Figure dataset records
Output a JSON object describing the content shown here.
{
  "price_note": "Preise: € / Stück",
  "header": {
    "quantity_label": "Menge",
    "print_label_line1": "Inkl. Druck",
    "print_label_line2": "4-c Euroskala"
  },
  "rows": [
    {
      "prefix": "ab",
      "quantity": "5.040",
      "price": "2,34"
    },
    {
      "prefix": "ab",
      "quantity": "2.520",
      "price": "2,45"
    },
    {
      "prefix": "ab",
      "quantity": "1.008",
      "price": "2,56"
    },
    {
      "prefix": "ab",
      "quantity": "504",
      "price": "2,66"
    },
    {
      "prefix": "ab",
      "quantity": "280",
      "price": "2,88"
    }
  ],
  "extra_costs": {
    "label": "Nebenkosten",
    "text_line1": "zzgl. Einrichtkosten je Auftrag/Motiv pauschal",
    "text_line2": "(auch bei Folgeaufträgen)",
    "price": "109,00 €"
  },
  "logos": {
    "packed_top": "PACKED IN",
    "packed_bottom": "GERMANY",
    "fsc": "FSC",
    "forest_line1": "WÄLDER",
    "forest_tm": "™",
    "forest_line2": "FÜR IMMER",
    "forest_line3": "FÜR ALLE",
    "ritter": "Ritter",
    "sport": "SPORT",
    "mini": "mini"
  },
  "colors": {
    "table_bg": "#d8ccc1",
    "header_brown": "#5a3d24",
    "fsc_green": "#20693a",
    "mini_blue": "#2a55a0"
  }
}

INSTRUCTION
Give every line of the material again, exactly as it reads.

SOLUTION TO THE EXERCISE
Output a JSON object describing the content shown here.
{
  "price_note": "Preise: € / Stück",
  "header": {
    "quantity_label": "Menge",
    "print_label_line1": "Inkl. Druck",
    "print_label_line2": "4-c Euroskala"
  },
  "rows": [
    {
      "prefix": "ab",
      "quantity": "5.040",
      "price": "2,34"
    },
    {
      "prefix": "ab",
      "quantity": "2.520",
      "price": "2,45"
    },
    {
      "prefix": "ab",
      "quantity": "1.008",
      "price": "2,56"
    },
    {
      "prefix": "ab",
      "quantity": "504",
      "price": "2,66"
    },
    {
      "prefix": "ab",
      "quantity": "280",
      "price": "2,88"
    }
  ],
  "extra_costs": {
    "label": "Nebenkosten",
    "text_line1": "zzgl. Einrichtkosten je Auftrag/Motiv pauschal",
    "text_line2": "(auch bei Folgeaufträgen)",
    "price": "109,00 €"
  },
  "logos": {
    "packed_top": "PACKED IN",
    "packed_bottom": "GERMANY",
    "fsc": "FSC",
    "forest_line1": "WÄLDER",
    "forest_tm": "™",
    "forest_line2": "FÜR IMMER",
    "forest_line3": "FÜR ALLE",
    "ritter": "Ritter",
    "sport": "SPORT",
    "mini": "mini"
  },
  "colors": {
    "table_bg": "#d8ccc1",
    "header_brown": "#5a3d24",
    "fsc_green": "#20693a",
    "mini_blue": "#2a55a0"
  }
}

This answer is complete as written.